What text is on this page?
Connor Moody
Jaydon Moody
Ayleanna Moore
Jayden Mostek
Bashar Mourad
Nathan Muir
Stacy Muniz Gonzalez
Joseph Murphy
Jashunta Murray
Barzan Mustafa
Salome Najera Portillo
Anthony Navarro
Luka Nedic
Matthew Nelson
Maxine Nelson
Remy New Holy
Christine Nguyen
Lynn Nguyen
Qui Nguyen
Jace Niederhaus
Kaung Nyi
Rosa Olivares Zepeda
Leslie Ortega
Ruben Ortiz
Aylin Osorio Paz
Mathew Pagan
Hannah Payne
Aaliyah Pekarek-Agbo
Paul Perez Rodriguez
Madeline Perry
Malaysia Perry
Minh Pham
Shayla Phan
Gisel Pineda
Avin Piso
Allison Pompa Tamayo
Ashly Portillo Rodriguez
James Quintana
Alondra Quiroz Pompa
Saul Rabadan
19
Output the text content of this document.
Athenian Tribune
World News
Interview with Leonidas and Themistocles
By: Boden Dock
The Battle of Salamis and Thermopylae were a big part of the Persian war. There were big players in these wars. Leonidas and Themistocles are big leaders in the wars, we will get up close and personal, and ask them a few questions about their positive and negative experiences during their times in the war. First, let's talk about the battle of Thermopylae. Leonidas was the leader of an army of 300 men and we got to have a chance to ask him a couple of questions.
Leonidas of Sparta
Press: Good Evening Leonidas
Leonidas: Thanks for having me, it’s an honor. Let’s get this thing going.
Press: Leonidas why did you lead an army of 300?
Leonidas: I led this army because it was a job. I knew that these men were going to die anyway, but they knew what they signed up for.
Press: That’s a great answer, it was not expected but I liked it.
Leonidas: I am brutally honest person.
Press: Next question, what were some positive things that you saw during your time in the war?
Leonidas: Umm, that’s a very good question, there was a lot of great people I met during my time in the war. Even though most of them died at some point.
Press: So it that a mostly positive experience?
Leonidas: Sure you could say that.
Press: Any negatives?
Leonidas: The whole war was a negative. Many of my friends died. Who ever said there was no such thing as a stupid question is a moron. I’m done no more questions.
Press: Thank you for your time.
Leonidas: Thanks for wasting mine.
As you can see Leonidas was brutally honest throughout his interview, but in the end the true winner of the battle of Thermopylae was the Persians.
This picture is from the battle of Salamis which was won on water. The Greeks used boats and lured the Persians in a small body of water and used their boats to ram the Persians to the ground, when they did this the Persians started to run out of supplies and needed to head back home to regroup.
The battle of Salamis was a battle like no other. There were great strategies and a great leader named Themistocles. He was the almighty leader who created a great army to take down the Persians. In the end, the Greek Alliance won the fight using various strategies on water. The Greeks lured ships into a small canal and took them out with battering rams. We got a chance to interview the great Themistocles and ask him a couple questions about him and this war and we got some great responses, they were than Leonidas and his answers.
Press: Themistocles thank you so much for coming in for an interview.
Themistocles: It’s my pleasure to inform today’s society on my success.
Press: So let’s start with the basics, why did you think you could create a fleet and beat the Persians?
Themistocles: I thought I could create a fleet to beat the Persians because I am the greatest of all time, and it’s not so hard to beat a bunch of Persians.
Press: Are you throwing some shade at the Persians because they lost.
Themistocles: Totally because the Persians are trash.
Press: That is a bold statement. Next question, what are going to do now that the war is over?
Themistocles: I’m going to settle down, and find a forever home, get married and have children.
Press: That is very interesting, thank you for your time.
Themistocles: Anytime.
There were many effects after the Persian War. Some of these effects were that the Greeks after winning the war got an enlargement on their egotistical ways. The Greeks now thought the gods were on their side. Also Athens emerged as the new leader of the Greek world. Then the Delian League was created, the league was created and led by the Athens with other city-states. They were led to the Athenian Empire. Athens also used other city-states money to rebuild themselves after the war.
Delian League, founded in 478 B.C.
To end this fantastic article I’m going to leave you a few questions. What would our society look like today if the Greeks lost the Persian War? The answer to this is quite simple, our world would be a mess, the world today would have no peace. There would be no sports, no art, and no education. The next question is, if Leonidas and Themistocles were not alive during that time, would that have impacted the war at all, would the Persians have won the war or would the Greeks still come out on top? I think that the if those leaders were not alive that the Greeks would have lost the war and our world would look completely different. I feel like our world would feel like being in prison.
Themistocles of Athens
**********
**Problem details**. From the first line to the last, retype the data exactly.

**Answer to the problem**.
What text is on this page?
Connor Moody
Jaydon Moody
Ayleanna Moore
Jayden Mostek
Bashar Mourad
Nathan Muir
Stacy Muniz Gonzalez
Joseph Murphy
Jashunta Murray
Barzan Mustafa
Salome Najera Portillo
Anthony Navarro
Luka Nedic
Matthew Nelson
Maxine Nelson
Remy New Holy
Christine Nguyen
Lynn Nguyen
Qui Nguyen
Jace Niederhaus
Kaung Nyi
Rosa Olivares Zepeda
Leslie Ortega
Ruben Ortiz
Aylin Osorio Paz
Mathew Pagan
Hannah Payne
Aaliyah Pekarek-Agbo
Paul Perez Rodriguez
Madeline Perry
Malaysia Perry
Minh Pham
Shayla Phan
Gisel Pineda
Avin Piso
Allison Pompa Tamayo
Ashly Portillo Rodriguez
James Quintana
Alondra Quiroz Pompa
Saul Rabadan
19
Output the text content of this document.
Athenian Tribune
World News
Interview with Leonidas and Themistocles
By: Boden Dock
The Battle of Salamis and Thermopylae were a big part of the Persian war. There were big players in these wars. Leonidas and Themistocles are big leaders in the wars, we will get up close and personal, and ask them a few questions about their positive and negative experiences during their times in the war. First, let's talk about the battle of Thermopylae. Leonidas was the leader of an army of 300 men and we got to have a chance to ask him a couple of questions.
Leonidas of Sparta
Press: Good Evening Leonidas
Leonidas: Thanks for having me, it’s an honor. Let’s get this thing going.
Press: Leonidas why did you lead an army of 300?
Leonidas: I led this army because it was a job. I knew that these men were going to die anyway, but they knew what they signed up for.
Press: That’s a great answer, it was not expected but I liked it.
Leonidas: I am brutally honest person.
Press: Next question, what were some positive things that you saw during your time in the war?
Leonidas: Umm, that’s a very good question, there was a lot of great people I met during my time in the war. Even though most of them died at some point.
Press: So it that a mostly positive experience?
Leonidas: Sure you could say that.
Press: Any negatives?
Leonidas: The whole war was a negative. Many of my friends died. Who ever said there was no such thing as a stupid question is a moron. I’m done no more questions.
Press: Thank you for your time.
Leonidas: Thanks for wasting mine.
As you can see Leonidas was brutally honest throughout his interview, but in the end the true winner of the battle of Thermopylae was the Persians.
This picture is from the battle of Salamis which was won on water. The Greeks used boats and lured the Persians in a small body of water and used their boats to ram the Persians to the ground, when they did this the Persians started to run out of supplies and needed to head back home to regroup.
The battle of Salamis was a battle like no other. There were great strategies and a great leader named Themistocles. He was the almighty leader who created a great army to take down the Persians. In the end, the Greek Alliance won the fight using various strategies on water. The Greeks lured ships into a small canal and took them out with battering rams. We got a chance to interview the great Themistocles and ask him a couple questions about him and this war and we got some great responses, they were than Leonidas and his answers.
Press: Themistocles thank you so much for coming in for an interview.
Themistocles: It’s my pleasure to inform today’s society on my success.
Press: So let’s start with the basics, why did you think you could create a fleet and beat the Persians?
Themistocles: I thought I could create a fleet to beat the Persians because I am the greatest of all time, and it’s not so hard to beat a bunch of Persians.
Press: Are you throwing some shade at the Persians because they lost.
Themistocles: Totally because the Persians are trash.
Press: That is a bold statement. Next question, what are going to do now that the war is over?
Themistocles: I’m going to settle down, and find a forever home, get married and have children.
Press: That is very interesting, thank you for your time.
Themistocles: Anytime.
There were many effects after the Persian War. Some of these effects were that the Greeks after winning the war got an enlargement on their egotistical ways. The Greeks now thought the gods were on their side. Also Athens emerged as the new leader of the Greek world. Then the Delian League was created, the league was created and led by the Athens with other city-states. They were led to the Athenian Empire. Athens also used other city-states money to rebuild themselves after the war.
Delian League, founded in 478 B.C.
To end this fantastic article I’m going to leave you a few questions. What would our society look like today if the Greeks lost the Persian War? The answer to this is quite simple, our world would be a mess, the world today would have no peace. There would be no sports, no art, and no education. The next question is, if Leonidas and Themistocles were not alive during that time, would that have impacted the war at all, would the Persians have won the war or would the Greeks still come out on top? I think that the if those leaders were not alive that the Greeks would have lost the war and our world would look completely different. I feel like our world would feel like being in prison.
Themistocles of Athens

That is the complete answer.